►

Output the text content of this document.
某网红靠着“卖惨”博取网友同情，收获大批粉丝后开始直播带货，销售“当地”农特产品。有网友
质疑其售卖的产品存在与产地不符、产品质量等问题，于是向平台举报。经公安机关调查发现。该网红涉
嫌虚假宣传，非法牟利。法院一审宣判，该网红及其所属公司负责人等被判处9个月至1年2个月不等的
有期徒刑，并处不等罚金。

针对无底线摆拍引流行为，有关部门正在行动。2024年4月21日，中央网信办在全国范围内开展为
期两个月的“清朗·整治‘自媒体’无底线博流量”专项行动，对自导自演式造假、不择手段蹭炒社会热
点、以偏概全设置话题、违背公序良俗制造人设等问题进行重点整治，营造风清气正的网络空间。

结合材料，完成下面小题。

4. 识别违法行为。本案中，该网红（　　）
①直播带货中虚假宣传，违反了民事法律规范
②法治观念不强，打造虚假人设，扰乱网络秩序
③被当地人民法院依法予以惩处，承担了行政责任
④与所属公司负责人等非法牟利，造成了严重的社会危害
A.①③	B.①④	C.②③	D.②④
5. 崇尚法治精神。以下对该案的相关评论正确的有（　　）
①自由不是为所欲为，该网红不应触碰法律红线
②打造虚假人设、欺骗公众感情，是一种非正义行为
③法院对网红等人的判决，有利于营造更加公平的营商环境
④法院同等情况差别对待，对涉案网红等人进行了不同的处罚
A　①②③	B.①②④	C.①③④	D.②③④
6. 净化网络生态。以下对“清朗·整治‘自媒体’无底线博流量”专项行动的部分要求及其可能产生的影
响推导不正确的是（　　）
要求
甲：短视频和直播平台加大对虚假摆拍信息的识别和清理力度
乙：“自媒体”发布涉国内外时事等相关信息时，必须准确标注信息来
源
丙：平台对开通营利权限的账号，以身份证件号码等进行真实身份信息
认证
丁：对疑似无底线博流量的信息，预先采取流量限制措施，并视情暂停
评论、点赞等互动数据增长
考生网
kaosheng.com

◄

Write out every entry word for word.

Output the text content of this document.
某网红靠着“卖惨”博取网友同情，收获大批粉丝后开始直播带货，销售“当地”农特产品。有网友
质疑其售卖的产品存在与产地不符、产品质量等问题，于是向平台举报。经公安机关调查发现。该网红涉
嫌虚假宣传，非法牟利。法院一审宣判，该网红及其所属公司负责人等被判处9个月至1年2个月不等的
有期徒刑，并处不等罚金。

针对无底线摆拍引流行为，有关部门正在行动。2024年4月21日，中央网信办在全国范围内开展为
期两个月的“清朗·整治‘自媒体’无底线博流量”专项行动，对自导自演式造假、不择手段蹭炒社会热
点、以偏概全设置话题、违背公序良俗制造人设等问题进行重点整治，营造风清气正的网络空间。

结合材料，完成下面小题。

4. 识别违法行为。本案中，该网红（　　）
①直播带货中虚假宣传，违反了民事法律规范
②法治观念不强，打造虚假人设，扰乱网络秩序
③被当地人民法院依法予以惩处，承担了行政责任
④与所属公司负责人等非法牟利，造成了严重的社会危害
A.①③	B.①④	C.②③	D.②④
5. 崇尚法治精神。以下对该案的相关评论正确的有（　　）
①自由不是为所欲为，该网红不应触碰法律红线
②打造虚假人设、欺骗公众感情，是一种非正义行为
③法院对网红等人的判决，有利于营造更加公平的营商环境
④法院同等情况差别对待，对涉案网红等人进行了不同的处罚
A　①②③	B.①②④	C.①③④	D.②③④
6. 净化网络生态。以下对“清朗·整治‘自媒体’无底线博流量”专项行动的部分要求及其可能产生的影
响推导不正确的是（　　）
要求
甲：短视频和直播平台加大对虚假摆拍信息的识别和清理力度
乙：“自媒体”发布涉国内外时事等相关信息时，必须准确标注信息来
源
丙：平台对开通营利权限的账号，以身份证件号码等进行真实身份信息
认证
丁：对疑似无底线博流量的信息，预先采取流量限制措施，并视情暂停
评论、点赞等互动数据增长
考生网
kaosheng.com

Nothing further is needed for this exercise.